(Your task): Output the material below in its entirety, exactly as given.

(Entries):
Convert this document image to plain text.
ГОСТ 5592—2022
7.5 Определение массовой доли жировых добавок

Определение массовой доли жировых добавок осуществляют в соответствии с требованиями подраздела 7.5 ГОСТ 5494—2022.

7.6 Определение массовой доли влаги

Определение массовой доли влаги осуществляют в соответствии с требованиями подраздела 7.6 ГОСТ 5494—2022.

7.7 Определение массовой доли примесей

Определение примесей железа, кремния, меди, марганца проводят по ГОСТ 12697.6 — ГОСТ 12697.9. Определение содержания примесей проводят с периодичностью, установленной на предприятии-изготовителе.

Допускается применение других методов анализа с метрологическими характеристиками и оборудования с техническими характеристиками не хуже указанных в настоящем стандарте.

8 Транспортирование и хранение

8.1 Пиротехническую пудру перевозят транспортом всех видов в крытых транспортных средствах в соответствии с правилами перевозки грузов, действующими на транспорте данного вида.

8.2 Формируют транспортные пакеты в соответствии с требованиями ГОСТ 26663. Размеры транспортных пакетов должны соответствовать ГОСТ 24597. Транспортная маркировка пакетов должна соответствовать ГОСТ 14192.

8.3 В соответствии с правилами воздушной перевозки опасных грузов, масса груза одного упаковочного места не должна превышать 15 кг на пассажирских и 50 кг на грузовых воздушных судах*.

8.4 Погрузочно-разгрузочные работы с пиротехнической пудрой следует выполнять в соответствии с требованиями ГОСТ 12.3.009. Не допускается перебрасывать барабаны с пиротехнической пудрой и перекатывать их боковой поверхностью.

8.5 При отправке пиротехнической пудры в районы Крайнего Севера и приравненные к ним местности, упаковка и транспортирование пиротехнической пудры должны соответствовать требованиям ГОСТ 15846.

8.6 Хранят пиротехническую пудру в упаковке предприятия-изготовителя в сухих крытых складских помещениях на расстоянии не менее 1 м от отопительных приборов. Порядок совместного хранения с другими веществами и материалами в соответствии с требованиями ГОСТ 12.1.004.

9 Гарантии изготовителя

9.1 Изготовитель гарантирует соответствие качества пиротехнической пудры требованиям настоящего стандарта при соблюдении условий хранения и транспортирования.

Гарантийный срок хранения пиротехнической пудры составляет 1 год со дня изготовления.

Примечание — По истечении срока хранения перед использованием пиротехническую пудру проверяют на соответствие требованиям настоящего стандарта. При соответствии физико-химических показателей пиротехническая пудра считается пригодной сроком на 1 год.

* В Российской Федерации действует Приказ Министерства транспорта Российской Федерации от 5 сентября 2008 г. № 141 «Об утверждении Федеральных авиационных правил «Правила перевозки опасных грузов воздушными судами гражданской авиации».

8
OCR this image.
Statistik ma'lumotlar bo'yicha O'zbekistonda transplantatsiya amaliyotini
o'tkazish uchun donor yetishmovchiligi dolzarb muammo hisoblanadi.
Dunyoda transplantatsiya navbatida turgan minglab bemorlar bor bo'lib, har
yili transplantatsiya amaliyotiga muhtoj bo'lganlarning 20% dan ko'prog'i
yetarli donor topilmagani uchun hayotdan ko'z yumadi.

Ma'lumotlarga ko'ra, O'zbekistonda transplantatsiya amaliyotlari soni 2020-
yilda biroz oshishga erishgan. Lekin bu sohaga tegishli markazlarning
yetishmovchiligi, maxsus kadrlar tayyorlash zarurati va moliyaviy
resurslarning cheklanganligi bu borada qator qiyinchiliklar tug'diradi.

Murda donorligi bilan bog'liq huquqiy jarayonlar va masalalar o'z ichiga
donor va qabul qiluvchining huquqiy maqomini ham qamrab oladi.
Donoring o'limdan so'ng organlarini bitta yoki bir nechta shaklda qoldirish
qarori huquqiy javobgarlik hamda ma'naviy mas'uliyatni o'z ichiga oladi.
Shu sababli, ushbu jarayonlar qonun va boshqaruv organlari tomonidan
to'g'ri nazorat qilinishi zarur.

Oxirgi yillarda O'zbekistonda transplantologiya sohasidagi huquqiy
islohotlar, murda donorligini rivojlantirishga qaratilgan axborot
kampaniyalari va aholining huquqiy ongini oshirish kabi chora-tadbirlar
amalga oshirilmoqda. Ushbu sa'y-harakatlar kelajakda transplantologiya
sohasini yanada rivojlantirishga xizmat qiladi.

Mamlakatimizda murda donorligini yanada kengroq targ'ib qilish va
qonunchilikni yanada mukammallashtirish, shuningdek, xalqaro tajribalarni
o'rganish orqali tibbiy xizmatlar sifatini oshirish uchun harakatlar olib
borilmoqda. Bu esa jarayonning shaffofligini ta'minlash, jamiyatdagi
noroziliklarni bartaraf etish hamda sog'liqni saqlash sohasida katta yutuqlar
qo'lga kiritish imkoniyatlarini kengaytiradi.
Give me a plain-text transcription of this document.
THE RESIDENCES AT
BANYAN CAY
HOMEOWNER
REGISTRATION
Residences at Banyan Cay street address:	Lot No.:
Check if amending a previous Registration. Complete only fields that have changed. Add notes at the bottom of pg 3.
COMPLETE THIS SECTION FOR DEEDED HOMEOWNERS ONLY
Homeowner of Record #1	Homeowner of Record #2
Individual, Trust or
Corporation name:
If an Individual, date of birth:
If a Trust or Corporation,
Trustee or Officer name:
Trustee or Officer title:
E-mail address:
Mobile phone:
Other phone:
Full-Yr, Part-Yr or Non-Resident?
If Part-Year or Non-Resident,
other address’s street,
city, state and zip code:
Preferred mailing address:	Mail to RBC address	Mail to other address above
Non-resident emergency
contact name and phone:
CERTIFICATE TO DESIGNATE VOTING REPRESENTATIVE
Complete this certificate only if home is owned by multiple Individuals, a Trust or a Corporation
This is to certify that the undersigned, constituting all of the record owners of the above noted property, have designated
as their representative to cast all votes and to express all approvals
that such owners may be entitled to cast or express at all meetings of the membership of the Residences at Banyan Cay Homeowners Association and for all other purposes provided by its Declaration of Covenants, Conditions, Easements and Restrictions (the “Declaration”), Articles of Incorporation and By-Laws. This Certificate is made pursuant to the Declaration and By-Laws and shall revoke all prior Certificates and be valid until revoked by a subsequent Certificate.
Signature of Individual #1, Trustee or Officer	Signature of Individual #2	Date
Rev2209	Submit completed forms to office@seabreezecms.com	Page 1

(Correct result):
Convert this document image to plain text.
ГОСТ 5592—2022
7.5 Определение массовой доли жировых добавок

Определение массовой доли жировых добавок осуществляют в соответствии с требованиями подраздела 7.5 ГОСТ 5494—2022.

7.6 Определение массовой доли влаги

Определение массовой доли влаги осуществляют в соответствии с требованиями подраздела 7.6 ГОСТ 5494—2022.

7.7 Определение массовой доли примесей

Определение примесей железа, кремния, меди, марганца проводят по ГОСТ 12697.6 — ГОСТ 12697.9. Определение содержания примесей проводят с периодичностью, установленной на предприятии-изготовителе.

Допускается применение других методов анализа с метрологическими характеристиками и оборудования с техническими характеристиками не хуже указанных в настоящем стандарте.

8 Транспортирование и хранение

8.1 Пиротехническую пудру перевозят транспортом всех видов в крытых транспортных средствах в соответствии с правилами перевозки грузов, действующими на транспорте данного вида.

8.2 Формируют транспортные пакеты в соответствии с требованиями ГОСТ 26663. Размеры транспортных пакетов должны соответствовать ГОСТ 24597. Транспортная маркировка пакетов должна соответствовать ГОСТ 14192.

8.3 В соответствии с правилами воздушной перевозки опасных грузов, масса груза одного упаковочного места не должна превышать 15 кг на пассажирских и 50 кг на грузовых воздушных судах*.

8.4 Погрузочно-разгрузочные работы с пиротехнической пудрой следует выполнять в соответствии с требованиями ГОСТ 12.3.009. Не допускается перебрасывать барабаны с пиротехнической пудрой и перекатывать их боковой поверхностью.

8.5 При отправке пиротехнической пудры в районы Крайнего Севера и приравненные к ним местности, упаковка и транспортирование пиротехнической пудры должны соответствовать требованиям ГОСТ 15846.

8.6 Хранят пиротехническую пудру в упаковке предприятия-изготовителя в сухих крытых складских помещениях на расстоянии не менее 1 м от отопительных приборов. Порядок совместного хранения с другими веществами и материалами в соответствии с требованиями ГОСТ 12.1.004.

9 Гарантии изготовителя

9.1 Изготовитель гарантирует соответствие качества пиротехнической пудры требованиям настоящего стандарта при соблюдении условий хранения и транспортирования.

Гарантийный срок хранения пиротехнической пудры составляет 1 год со дня изготовления.

Примечание — По истечении срока хранения перед использованием пиротехническую пудру проверяют на соответствие требованиям настоящего стандарта. При соответствии физико-химических показателей пиротехническая пудра считается пригодной сроком на 1 год.

* В Российской Федерации действует Приказ Министерства транспорта Российской Федерации от 5 сентября 2008 г. № 141 «Об утверждении Федеральных авиационных правил «Правила перевозки опасных грузов воздушными судами гражданской авиации».

8
OCR this image.
Statistik ma'lumotlar bo'yicha O'zbekistonda transplantatsiya amaliyotini
o'tkazish uchun donor yetishmovchiligi dolzarb muammo hisoblanadi.
Dunyoda transplantatsiya navbatida turgan minglab bemorlar bor bo'lib, har
yili transplantatsiya amaliyotiga muhtoj bo'lganlarning 20% dan ko'prog'i
yetarli donor topilmagani uchun hayotdan ko'z yumadi.

Ma'lumotlarga ko'ra, O'zbekistonda transplantatsiya amaliyotlari soni 2020-
yilda biroz oshishga erishgan. Lekin bu sohaga tegishli markazlarning
yetishmovchiligi, maxsus kadrlar tayyorlash zarurati va moliyaviy
resurslarning cheklanganligi bu borada qator qiyinchiliklar tug'diradi.

Murda donorligi bilan bog'liq huquqiy jarayonlar va masalalar o'z ichiga
donor va qabul qiluvchining huquqiy maqomini ham qamrab oladi.
Donoring o'limdan so'ng organlarini bitta yoki bir nechta shaklda qoldirish
qarori huquqiy javobgarlik hamda ma'naviy mas'uliyatni o'z ichiga oladi.
Shu sababli, ushbu jarayonlar qonun va boshqaruv organlari tomonidan
to'g'ri nazorat qilinishi zarur.

Oxirgi yillarda O'zbekistonda transplantologiya sohasidagi huquqiy
islohotlar, murda donorligini rivojlantirishga qaratilgan axborot
kampaniyalari va aholining huquqiy ongini oshirish kabi chora-tadbirlar
amalga oshirilmoqda. Ushbu sa'y-harakatlar kelajakda transplantologiya
sohasini yanada rivojlantirishga xizmat qiladi.

Mamlakatimizda murda donorligini yanada kengroq targ'ib qilish va
qonunchilikni yanada mukammallashtirish, shuningdek, xalqaro tajribalarni
o'rganish orqali tibbiy xizmatlar sifatini oshirish uchun harakatlar olib
borilmoqda. Bu esa jarayonning shaffofligini ta'minlash, jamiyatdagi
noroziliklarni bartaraf etish hamda sog'liqni saqlash sohasida katta yutuqlar
qo'lga kiritish imkoniyatlarini kengaytiradi.
Give me a plain-text transcription of this document.
THE RESIDENCES AT
BANYAN CAY
HOMEOWNER
REGISTRATION
Residences at Banyan Cay street address:	Lot No.:
Check if amending a previous Registration. Complete only fields that have changed. Add notes at the bottom of pg 3.
COMPLETE THIS SECTION FOR DEEDED HOMEOWNERS ONLY
Homeowner of Record #1	Homeowner of Record #2
Individual, Trust or
Corporation name:
If an Individual, date of birth:
If a Trust or Corporation,
Trustee or Officer name:
Trustee or Officer title:
E-mail address:
Mobile phone:
Other phone:
Full-Yr, Part-Yr or Non-Resident?
If Part-Year or Non-Resident,
other address’s street,
city, state and zip code:
Preferred mailing address:	Mail to RBC address	Mail to other address above
Non-resident emergency
contact name and phone:
CERTIFICATE TO DESIGNATE VOTING REPRESENTATIVE
Complete this certificate only if home is owned by multiple Individuals, a Trust or a Corporation
This is to certify that the undersigned, constituting all of the record owners of the above noted property, have designated
as their representative to cast all votes and to express all approvals
that such owners may be entitled to cast or express at all meetings of the membership of the Residences at Banyan Cay Homeowners Association and for all other purposes provided by its Declaration of Covenants, Conditions, Easements and Restrictions (the “Declaration”), Articles of Incorporation and By-Laws. This Certificate is made pursuant to the Declaration and By-Laws and shall revoke all prior Certificates and be valid until revoked by a subsequent Certificate.
Signature of Individual #1, Trustee or Officer	Signature of Individual #2	Date
Rev2209	Submit completed forms to office@seabreezecms.com	Page 1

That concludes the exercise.